• [GIVEN TASK]
Every entry that follows should be repeated exactly; drop the images.

• [RECORDS PROVIDED]
[Begin]
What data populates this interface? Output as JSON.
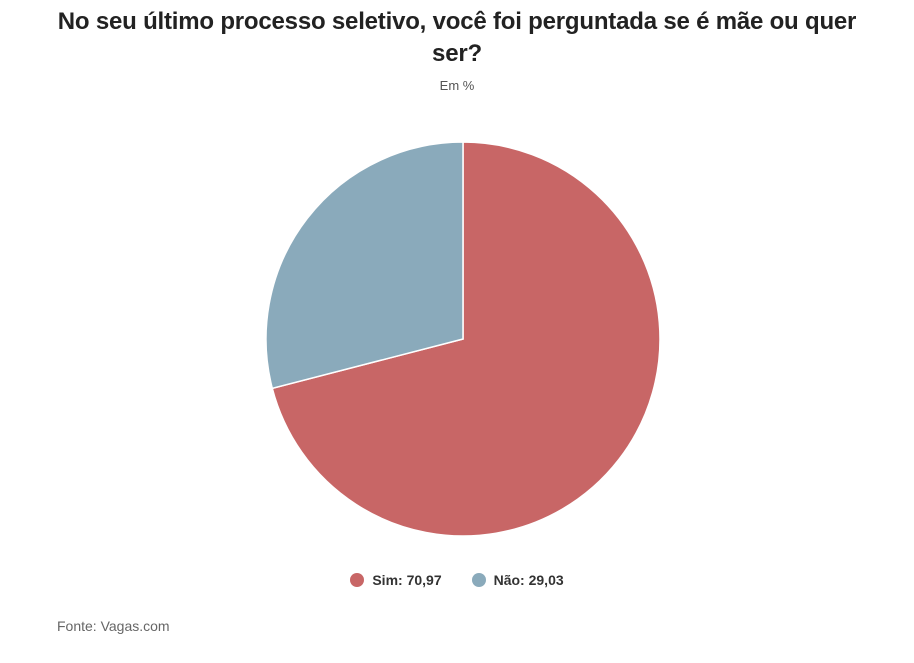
{
  "chart_data": {
    "type": "pie",
    "title": "No seu último processo seletivo, você foi perguntada se é mãe ou quer ser?",
    "subtitle": "Em %",
    "slices": [
      {
        "label": "Sim",
        "value": 70.97,
        "display": "70,97",
        "color": "#c86666"
      },
      {
        "label": "Não",
        "value": 29.03,
        "display": "29,03",
        "color": "#8aaabb"
      }
    ],
    "legend_position": "bottom-center",
    "source": "Fonte: Vagas.com"
  }
}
[End]
• [RESPONSE]
What data populates this interface? Output as JSON.
{
  "chart_data": {
    "type": "pie",
    "title": "No seu último processo seletivo, você foi perguntada se é mãe ou quer ser?",
    "subtitle": "Em %",
    "slices": [
      {
        "label": "Sim",
        "value": 70.97,
        "display": "70,97",
        "color": "#c86666"
      },
      {
        "label": "Não",
        "value": 29.03,
        "display": "29,03",
        "color": "#8aaabb"
      }
    ],
    "legend_position": "bottom-center",
    "source": "Fonte: Vagas.com"
  }
}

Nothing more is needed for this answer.